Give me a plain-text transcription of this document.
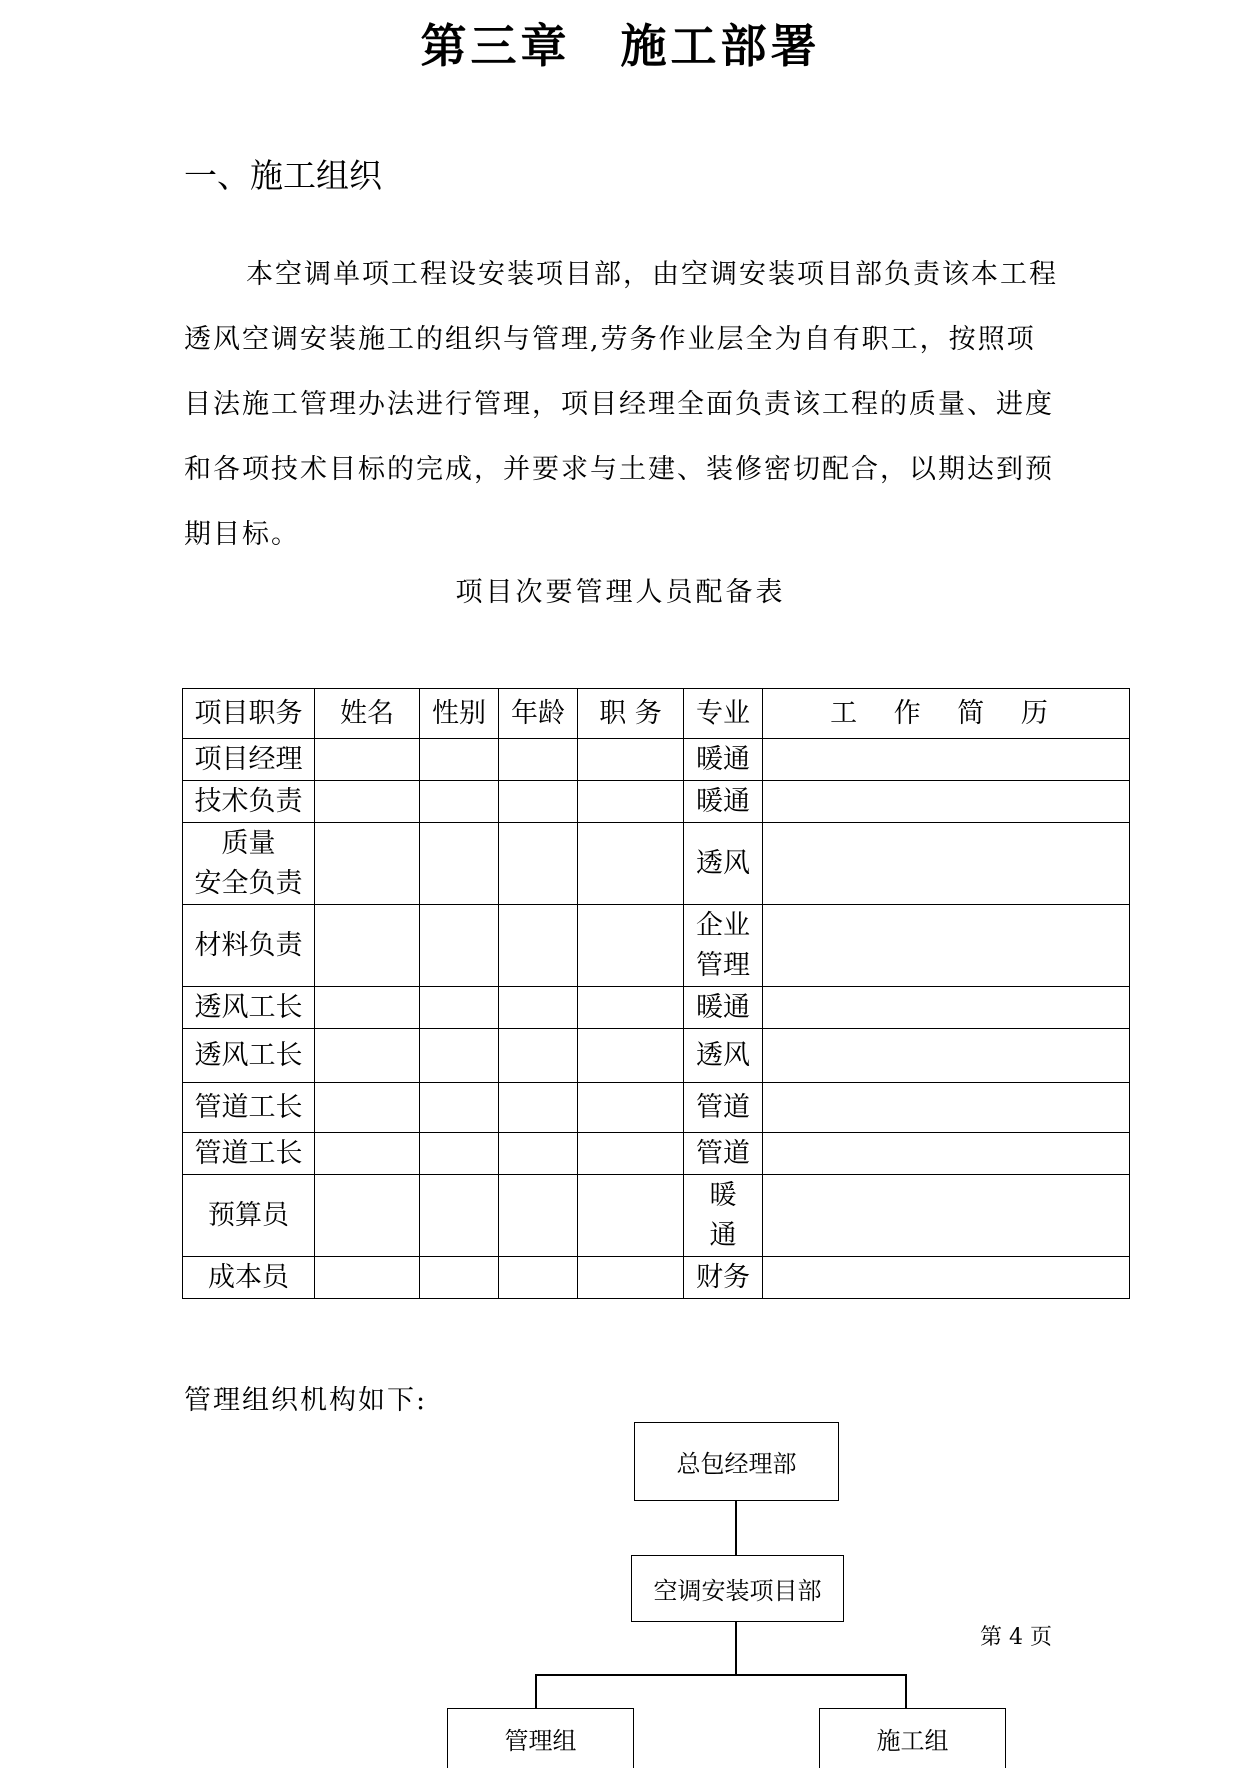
第三章　施工部署
一、施工组织

本空调单项工程设安装项目部，由空调安装项目部负责该本工程透风空调安装施工的组织与管理,劳务作业层全为自有职工，按照项目法施工管理办法进行管理，项目经理全面负责该工程的质量、进度和各项技术目标的完成，并要求与土建、装修密切配合，以期达到预期目标。

项目次要管理人员配备表
项目职务	姓名	性别	年龄	职 务	专业	工 作 简 历
项目经理					暖通	
技术负责					暖通	
质量
安全负责					透风	
材料负责					企业
管理	
透风工长					暖通	
透风工长					透风	
管道工长					管道	
管道工长					管道	
预算员					暖
通	
成本员					财务	
管理组织机构如下:
总包经理部
空调安装项目部
管理组	施工组
第 4 页
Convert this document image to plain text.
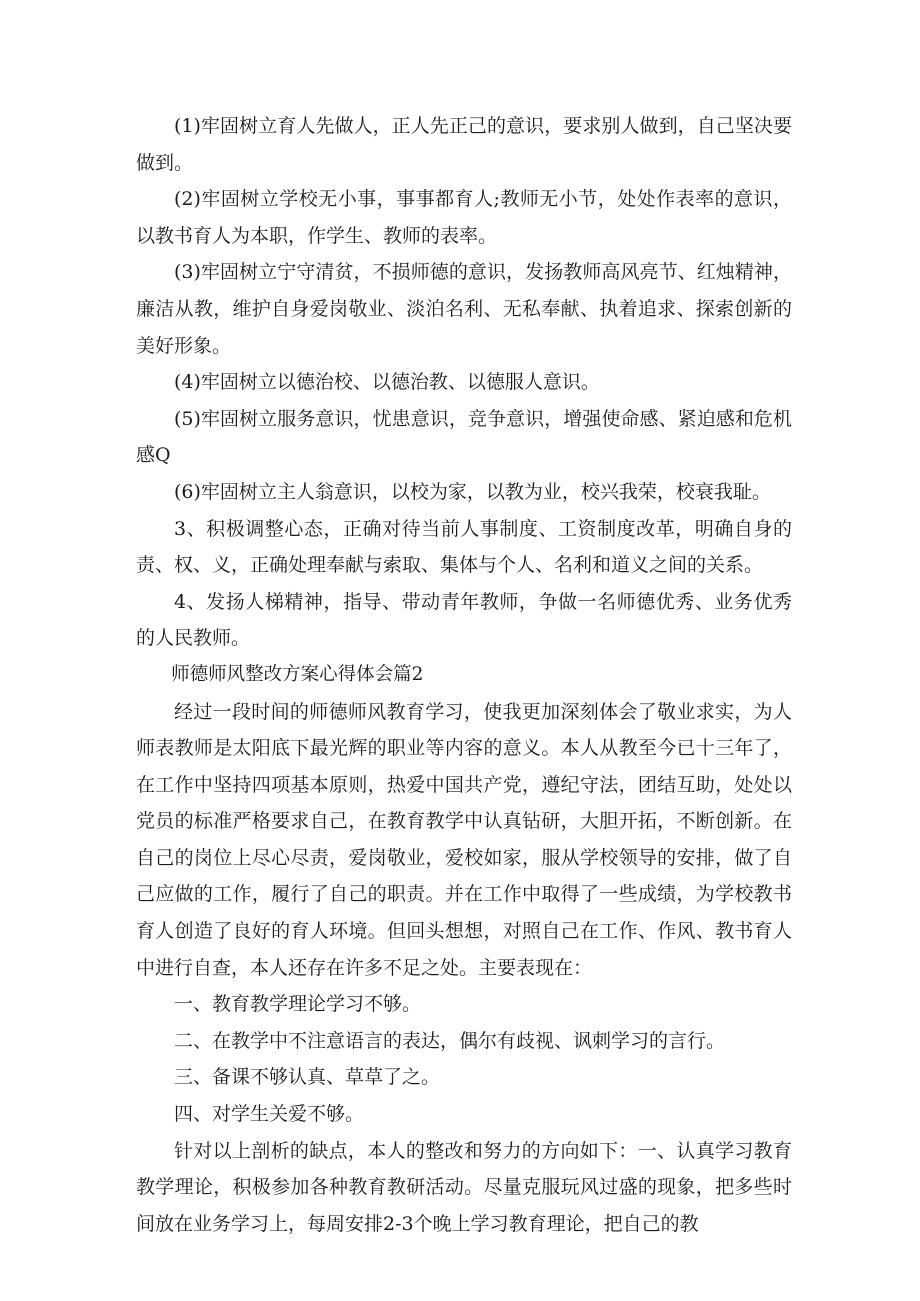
(1)牢固树立育人先做人，正人先正己的意识，要求别人做到，自己坚决要做到。

(2)牢固树立学校无小事，事事都育人;教师无小节，处处作表率的意识，以教书育人为本职，作学生、教师的表率。

(3)牢固树立宁守清贫，不损师德的意识，发扬教师高风亮节、红烛精神，廉洁从教，维护自身爱岗敬业、淡泊名利、无私奉献、执着追求、探索创新的美好形象。

(4)牢固树立以德治校、以德治教、以德服人意识。

(5)牢固树立服务意识，忧患意识，竞争意识，增强使命感、紧迫感和危机感Q

(6)牢固树立主人翁意识，以校为家，以教为业，校兴我荣，校衰我耻。

3、积极调整心态，正确对待当前人事制度、工资制度改革，明确自身的责、权、义，正确处理奉献与索取、集体与个人、名利和道义之间的关系。

4、发扬人梯精神，指导、带动青年教师，争做一名师德优秀、业务优秀的人民教师。

师德师风整改方案心得体会篇2

经过一段时间的师德师风教育学习，使我更加深刻体会了敬业求实，为人师表教师是太阳底下最光辉的职业等内容的意义。本人从教至今已十三年了，在工作中坚持四项基本原则，热爱中国共产党，遵纪守法，团结互助，处处以党员的标准严格要求自己，在教育教学中认真钻研，大胆开拓，不断创新。在自己的岗位上尽心尽责，爱岗敬业，爱校如家，服从学校领导的安排，做了自己应做的工作，履行了自己的职责。并在工作中取得了一些成绩，为学校教书育人创造了良好的育人环境。但回头想想，对照自己在工作、作风、教书育人中进行自查，本人还存在许多不足之处。主要表现在：

一、教育教学理论学习不够。

二、在教学中不注意语言的表达，偶尔有歧视、讽刺学习的言行。

三、备课不够认真、草草了之。

四、对学生关爱不够。

针对以上剖析的缺点，本人的整改和努力的方向如下：一、认真学习教育教学理论，积极参加各种教育教研活动。尽量克服玩风过盛的现象，把多些时间放在业务学习上，每周安排2-3个晚上学习教育理论，把自己的教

★ ★ ★

Restate the whole of the material word for word without the pictures.

[Response to this task]
Give me a plain-text transcription of this document.
第三章　施工部署
一、施工组织

本空调单项工程设安装项目部，由空调安装项目部负责该本工程透风空调安装施工的组织与管理,劳务作业层全为自有职工，按照项目法施工管理办法进行管理，项目经理全面负责该工程的质量、进度和各项技术目标的完成，并要求与土建、装修密切配合，以期达到预期目标。

项目次要管理人员配备表
项目职务	姓名	性别	年龄	职 务	专业	工 作 简 历
项目经理					暖通	
技术负责					暖通	
质量
安全负责					透风	
材料负责					企业
管理	
透风工长					暖通	
透风工长					透风	
管道工长					管道	
管道工长					管道	
预算员					暖
通	
成本员					财务	
管理组织机构如下:
总包经理部
空调安装项目部
管理组	施工组
第 4 页
Convert this document image to plain text.
(1)牢固树立育人先做人，正人先正己的意识，要求别人做到，自己坚决要做到。

(2)牢固树立学校无小事，事事都育人;教师无小节，处处作表率的意识，以教书育人为本职，作学生、教师的表率。

(3)牢固树立宁守清贫，不损师德的意识，发扬教师高风亮节、红烛精神，廉洁从教，维护自身爱岗敬业、淡泊名利、无私奉献、执着追求、探索创新的美好形象。

(4)牢固树立以德治校、以德治教、以德服人意识。

(5)牢固树立服务意识，忧患意识，竞争意识，增强使命感、紧迫感和危机感Q

(6)牢固树立主人翁意识，以校为家，以教为业，校兴我荣，校衰我耻。

3、积极调整心态，正确对待当前人事制度、工资制度改革，明确自身的责、权、义，正确处理奉献与索取、集体与个人、名利和道义之间的关系。

4、发扬人梯精神，指导、带动青年教师，争做一名师德优秀、业务优秀的人民教师。

师德师风整改方案心得体会篇2

经过一段时间的师德师风教育学习，使我更加深刻体会了敬业求实，为人师表教师是太阳底下最光辉的职业等内容的意义。本人从教至今已十三年了，在工作中坚持四项基本原则，热爱中国共产党，遵纪守法，团结互助，处处以党员的标准严格要求自己，在教育教学中认真钻研，大胆开拓，不断创新。在自己的岗位上尽心尽责，爱岗敬业，爱校如家，服从学校领导的安排，做了自己应做的工作，履行了自己的职责。并在工作中取得了一些成绩，为学校教书育人创造了良好的育人环境。但回头想想，对照自己在工作、作风、教书育人中进行自查，本人还存在许多不足之处。主要表现在：

一、教育教学理论学习不够。

二、在教学中不注意语言的表达，偶尔有歧视、讽刺学习的言行。

三、备课不够认真、草草了之。

四、对学生关爱不够。

针对以上剖析的缺点，本人的整改和努力的方向如下：一、认真学习教育教学理论，积极参加各种教育教研活动。尽量克服玩风过盛的现象，把多些时间放在业务学习上，每周安排2-3个晚上学习教育理论，把自己的教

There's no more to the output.